Set down every record once more, exactly as given.

Records —
◇ ◇ ◇ ◇ ◇
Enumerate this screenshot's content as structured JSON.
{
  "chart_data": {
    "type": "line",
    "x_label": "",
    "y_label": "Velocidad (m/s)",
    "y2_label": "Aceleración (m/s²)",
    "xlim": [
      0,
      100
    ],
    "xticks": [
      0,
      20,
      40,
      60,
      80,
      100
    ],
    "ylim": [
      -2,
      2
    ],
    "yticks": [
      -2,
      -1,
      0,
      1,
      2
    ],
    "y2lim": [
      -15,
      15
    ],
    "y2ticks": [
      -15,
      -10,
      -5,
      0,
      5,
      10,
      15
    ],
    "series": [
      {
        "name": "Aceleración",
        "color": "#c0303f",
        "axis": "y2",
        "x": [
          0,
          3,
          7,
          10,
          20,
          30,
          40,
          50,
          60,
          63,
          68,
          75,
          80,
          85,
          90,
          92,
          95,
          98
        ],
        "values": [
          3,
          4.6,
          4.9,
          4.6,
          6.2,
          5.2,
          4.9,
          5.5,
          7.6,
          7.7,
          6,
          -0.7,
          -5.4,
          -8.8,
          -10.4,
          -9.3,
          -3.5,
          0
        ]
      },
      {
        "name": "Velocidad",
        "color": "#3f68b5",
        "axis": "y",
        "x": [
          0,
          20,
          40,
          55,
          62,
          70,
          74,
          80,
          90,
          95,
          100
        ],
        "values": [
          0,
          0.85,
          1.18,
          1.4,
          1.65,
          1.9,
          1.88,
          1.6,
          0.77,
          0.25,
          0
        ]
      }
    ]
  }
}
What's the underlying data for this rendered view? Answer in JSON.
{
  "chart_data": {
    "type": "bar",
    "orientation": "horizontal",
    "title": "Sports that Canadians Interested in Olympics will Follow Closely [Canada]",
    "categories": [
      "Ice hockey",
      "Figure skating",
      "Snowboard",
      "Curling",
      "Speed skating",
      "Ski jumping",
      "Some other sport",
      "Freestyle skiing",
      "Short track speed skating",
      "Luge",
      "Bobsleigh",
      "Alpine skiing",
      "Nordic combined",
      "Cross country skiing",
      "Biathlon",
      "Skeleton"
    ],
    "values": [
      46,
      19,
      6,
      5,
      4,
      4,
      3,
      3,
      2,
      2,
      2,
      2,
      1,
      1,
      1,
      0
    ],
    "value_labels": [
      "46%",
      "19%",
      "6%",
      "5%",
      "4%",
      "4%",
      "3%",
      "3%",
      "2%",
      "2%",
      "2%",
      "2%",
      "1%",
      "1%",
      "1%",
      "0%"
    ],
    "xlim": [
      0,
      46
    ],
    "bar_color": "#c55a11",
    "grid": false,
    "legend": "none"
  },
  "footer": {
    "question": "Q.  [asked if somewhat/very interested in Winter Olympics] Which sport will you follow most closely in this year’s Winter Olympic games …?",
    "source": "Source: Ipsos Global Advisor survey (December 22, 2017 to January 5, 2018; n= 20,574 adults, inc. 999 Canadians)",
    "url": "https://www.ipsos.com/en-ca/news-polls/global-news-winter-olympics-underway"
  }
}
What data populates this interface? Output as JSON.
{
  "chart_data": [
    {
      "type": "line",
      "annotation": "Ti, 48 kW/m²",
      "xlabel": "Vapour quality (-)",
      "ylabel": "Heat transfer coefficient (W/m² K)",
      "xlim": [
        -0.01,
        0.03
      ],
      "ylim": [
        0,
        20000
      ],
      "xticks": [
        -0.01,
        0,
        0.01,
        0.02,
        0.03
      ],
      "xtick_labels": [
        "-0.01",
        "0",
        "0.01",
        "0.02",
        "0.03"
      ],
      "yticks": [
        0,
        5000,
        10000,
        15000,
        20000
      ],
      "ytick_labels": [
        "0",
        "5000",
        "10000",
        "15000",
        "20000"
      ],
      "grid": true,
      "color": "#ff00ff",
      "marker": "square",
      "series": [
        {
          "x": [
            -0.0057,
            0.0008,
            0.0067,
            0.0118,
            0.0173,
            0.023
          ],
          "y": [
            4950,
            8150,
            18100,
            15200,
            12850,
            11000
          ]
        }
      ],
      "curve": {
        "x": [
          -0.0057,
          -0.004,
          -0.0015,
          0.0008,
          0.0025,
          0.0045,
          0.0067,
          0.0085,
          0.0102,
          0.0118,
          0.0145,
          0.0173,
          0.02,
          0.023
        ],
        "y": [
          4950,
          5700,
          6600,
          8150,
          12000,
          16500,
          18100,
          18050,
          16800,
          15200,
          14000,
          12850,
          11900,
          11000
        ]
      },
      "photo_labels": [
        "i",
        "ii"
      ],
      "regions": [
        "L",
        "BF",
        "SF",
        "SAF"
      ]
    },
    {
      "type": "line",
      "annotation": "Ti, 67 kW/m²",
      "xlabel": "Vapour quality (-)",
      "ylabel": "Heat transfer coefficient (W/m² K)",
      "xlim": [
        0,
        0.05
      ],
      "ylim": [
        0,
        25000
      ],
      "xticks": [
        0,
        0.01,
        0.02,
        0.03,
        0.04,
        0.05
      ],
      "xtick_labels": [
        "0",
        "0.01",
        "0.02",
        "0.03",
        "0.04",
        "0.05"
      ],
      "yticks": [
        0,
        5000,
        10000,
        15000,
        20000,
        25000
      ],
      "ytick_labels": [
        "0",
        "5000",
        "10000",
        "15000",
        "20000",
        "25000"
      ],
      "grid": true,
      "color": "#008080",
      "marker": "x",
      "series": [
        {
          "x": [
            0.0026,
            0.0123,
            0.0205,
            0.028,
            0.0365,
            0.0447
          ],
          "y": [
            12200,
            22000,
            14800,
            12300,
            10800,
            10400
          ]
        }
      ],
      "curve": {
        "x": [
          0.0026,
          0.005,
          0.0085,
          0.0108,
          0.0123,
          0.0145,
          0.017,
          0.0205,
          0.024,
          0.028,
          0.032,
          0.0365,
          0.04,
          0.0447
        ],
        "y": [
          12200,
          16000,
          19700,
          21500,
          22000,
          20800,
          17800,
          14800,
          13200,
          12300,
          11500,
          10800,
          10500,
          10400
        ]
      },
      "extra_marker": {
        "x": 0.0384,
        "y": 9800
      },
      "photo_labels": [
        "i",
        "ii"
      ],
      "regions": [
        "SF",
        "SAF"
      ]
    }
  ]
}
◇ ◇ ◇ ◇ ◇
TASK SOLUTION —
Enumerate this screenshot's content as structured JSON.
{
  "chart_data": {
    "type": "line",
    "x_label": "",
    "y_label": "Velocidad (m/s)",
    "y2_label": "Aceleración (m/s²)",
    "xlim": [
      0,
      100
    ],
    "xticks": [
      0,
      20,
      40,
      60,
      80,
      100
    ],
    "ylim": [
      -2,
      2
    ],
    "yticks": [
      -2,
      -1,
      0,
      1,
      2
    ],
    "y2lim": [
      -15,
      15
    ],
    "y2ticks": [
      -15,
      -10,
      -5,
      0,
      5,
      10,
      15
    ],
    "series": [
      {
        "name": "Aceleración",
        "color": "#c0303f",
        "axis": "y2",
        "x": [
          0,
          3,
          7,
          10,
          20,
          30,
          40,
          50,
          60,
          63,
          68,
          75,
          80,
          85,
          90,
          92,
          95,
          98
        ],
        "values": [
          3,
          4.6,
          4.9,
          4.6,
          6.2,
          5.2,
          4.9,
          5.5,
          7.6,
          7.7,
          6,
          -0.7,
          -5.4,
          -8.8,
          -10.4,
          -9.3,
          -3.5,
          0
        ]
      },
      {
        "name": "Velocidad",
        "color": "#3f68b5",
        "axis": "y",
        "x": [
          0,
          20,
          40,
          55,
          62,
          70,
          74,
          80,
          90,
          95,
          100
        ],
        "values": [
          0,
          0.85,
          1.18,
          1.4,
          1.65,
          1.9,
          1.88,
          1.6,
          0.77,
          0.25,
          0
        ]
      }
    ]
  }
}
What's the underlying data for this rendered view? Answer in JSON.
{
  "chart_data": {
    "type": "bar",
    "orientation": "horizontal",
    "title": "Sports that Canadians Interested in Olympics will Follow Closely [Canada]",
    "categories": [
      "Ice hockey",
      "Figure skating",
      "Snowboard",
      "Curling",
      "Speed skating",
      "Ski jumping",
      "Some other sport",
      "Freestyle skiing",
      "Short track speed skating",
      "Luge",
      "Bobsleigh",
      "Alpine skiing",
      "Nordic combined",
      "Cross country skiing",
      "Biathlon",
      "Skeleton"
    ],
    "values": [
      46,
      19,
      6,
      5,
      4,
      4,
      3,
      3,
      2,
      2,
      2,
      2,
      1,
      1,
      1,
      0
    ],
    "value_labels": [
      "46%",
      "19%",
      "6%",
      "5%",
      "4%",
      "4%",
      "3%",
      "3%",
      "2%",
      "2%",
      "2%",
      "2%",
      "1%",
      "1%",
      "1%",
      "0%"
    ],
    "xlim": [
      0,
      46
    ],
    "bar_color": "#c55a11",
    "grid": false,
    "legend": "none"
  },
  "footer": {
    "question": "Q.  [asked if somewhat/very interested in Winter Olympics] Which sport will you follow most closely in this year’s Winter Olympic games …?",
    "source": "Source: Ipsos Global Advisor survey (December 22, 2017 to January 5, 2018; n= 20,574 adults, inc. 999 Canadians)",
    "url": "https://www.ipsos.com/en-ca/news-polls/global-news-winter-olympics-underway"
  }
}
What data populates this interface? Output as JSON.
{
  "chart_data": [
    {
      "type": "line",
      "annotation": "Ti, 48 kW/m²",
      "xlabel": "Vapour quality (-)",
      "ylabel": "Heat transfer coefficient (W/m² K)",
      "xlim": [
        -0.01,
        0.03
      ],
      "ylim": [
        0,
        20000
      ],
      "xticks": [
        -0.01,
        0,
        0.01,
        0.02,
        0.03
      ],
      "xtick_labels": [
        "-0.01",
        "0",
        "0.01",
        "0.02",
        "0.03"
      ],
      "yticks": [
        0,
        5000,
        10000,
        15000,
        20000
      ],
      "ytick_labels": [
        "0",
        "5000",
        "10000",
        "15000",
        "20000"
      ],
      "grid": true,
      "color": "#ff00ff",
      "marker": "square",
      "series": [
        {
          "x": [
            -0.0057,
            0.0008,
            0.0067,
            0.0118,
            0.0173,
            0.023
          ],
          "y": [
            4950,
            8150,
            18100,
            15200,
            12850,
            11000
          ]
        }
      ],
      "curve": {
        "x": [
          -0.0057,
          -0.004,
          -0.0015,
          0.0008,
          0.0025,
          0.0045,
          0.0067,
          0.0085,
          0.0102,
          0.0118,
          0.0145,
          0.0173,
          0.02,
          0.023
        ],
        "y": [
          4950,
          5700,
          6600,
          8150,
          12000,
          16500,
          18100,
          18050,
          16800,
          15200,
          14000,
          12850,
          11900,
          11000
        ]
      },
      "photo_labels": [
        "i",
        "ii"
      ],
      "regions": [
        "L",
        "BF",
        "SF",
        "SAF"
      ]
    },
    {
      "type": "line",
      "annotation": "Ti, 67 kW/m²",
      "xlabel": "Vapour quality (-)",
      "ylabel": "Heat transfer coefficient (W/m² K)",
      "xlim": [
        0,
        0.05
      ],
      "ylim": [
        0,
        25000
      ],
      "xticks": [
        0,
        0.01,
        0.02,
        0.03,
        0.04,
        0.05
      ],
      "xtick_labels": [
        "0",
        "0.01",
        "0.02",
        "0.03",
        "0.04",
        "0.05"
      ],
      "yticks": [
        0,
        5000,
        10000,
        15000,
        20000,
        25000
      ],
      "ytick_labels": [
        "0",
        "5000",
        "10000",
        "15000",
        "20000",
        "25000"
      ],
      "grid": true,
      "color": "#008080",
      "marker": "x",
      "series": [
        {
          "x": [
            0.0026,
            0.0123,
            0.0205,
            0.028,
            0.0365,
            0.0447
          ],
          "y": [
            12200,
            22000,
            14800,
            12300,
            10800,
            10400
          ]
        }
      ],
      "curve": {
        "x": [
          0.0026,
          0.005,
          0.0085,
          0.0108,
          0.0123,
          0.0145,
          0.017,
          0.0205,
          0.024,
          0.028,
          0.032,
          0.0365,
          0.04,
          0.0447
        ],
        "y": [
          12200,
          16000,
          19700,
          21500,
          22000,
          20800,
          17800,
          14800,
          13200,
          12300,
          11500,
          10800,
          10500,
          10400
        ]
      },
      "extra_marker": {
        "x": 0.0384,
        "y": 9800
      },
      "photo_labels": [
        "i",
        "ii"
      ],
      "regions": [
        "SF",
        "SAF"
      ]
    }
  ]
}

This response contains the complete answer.